__STATED PROBLEM__:
Repeat the data word for word. Do not include the pictures.
--- START INPUT ROWS ---
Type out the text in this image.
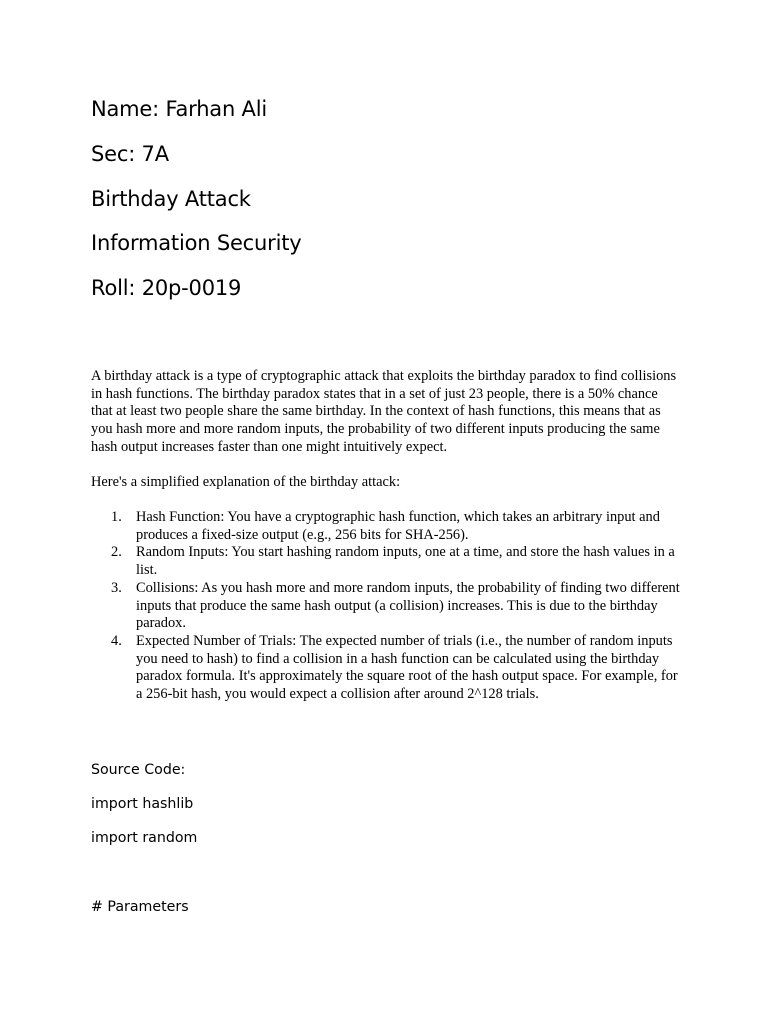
Name: Farhan Ali
Sec: 7A
Birthday Attack
Information Security
Roll: 20p-0019

A birthday attack is a type of cryptographic attack that exploits the birthday paradox to find collisions in hash functions. The birthday paradox states that in a set of just 23 people, there is a 50% chance that at least two people share the same birthday. In the context of hash functions, this means that as you hash more and more random inputs, the probability of two different inputs producing the same hash output increases faster than one might intuitively expect.

Here's a simplified explanation of the birthday attack:

1. Hash Function: You have a cryptographic hash function, which takes an arbitrary input and produces a fixed-size output (e.g., 256 bits for SHA-256).
2. Random Inputs: You start hashing random inputs, one at a time, and store the hash values in a list.
3. Collisions: As you hash more and more random inputs, the probability of finding two different inputs that produce the same hash output (a collision) increases. This is due to the birthday paradox.
4. Expected Number of Trials: The expected number of trials (i.e., the number of random inputs you need to hash) to find a collision in a hash function can be calculated using the birthday paradox formula. It's approximately the square root of the hash output space. For example, for a 256-bit hash, you would expect a collision after around 2^128 trials.
Source Code:
import hashlib
import random
# Parameters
--- END INPUT ROWS ---
__EXERCISE RESPONSE__:
Type out the text in this image.
Name: Farhan Ali
Sec: 7A
Birthday Attack
Information Security
Roll: 20p-0019

A birthday attack is a type of cryptographic attack that exploits the birthday paradox to find collisions in hash functions. The birthday paradox states that in a set of just 23 people, there is a 50% chance that at least two people share the same birthday. In the context of hash functions, this means that as you hash more and more random inputs, the probability of two different inputs producing the same hash output increases faster than one might intuitively expect.

Here's a simplified explanation of the birthday attack:

1. Hash Function: You have a cryptographic hash function, which takes an arbitrary input and produces a fixed-size output (e.g., 256 bits for SHA-256).
2. Random Inputs: You start hashing random inputs, one at a time, and store the hash values in a list.
3. Collisions: As you hash more and more random inputs, the probability of finding two different inputs that produce the same hash output (a collision) increases. This is due to the birthday paradox.
4. Expected Number of Trials: The expected number of trials (i.e., the number of random inputs you need to hash) to find a collision in a hash function can be calculated using the birthday paradox formula. It's approximately the square root of the hash output space. For example, for a 256-bit hash, you would expect a collision after around 2^128 trials.
Source Code:
import hashlib
import random
# Parameters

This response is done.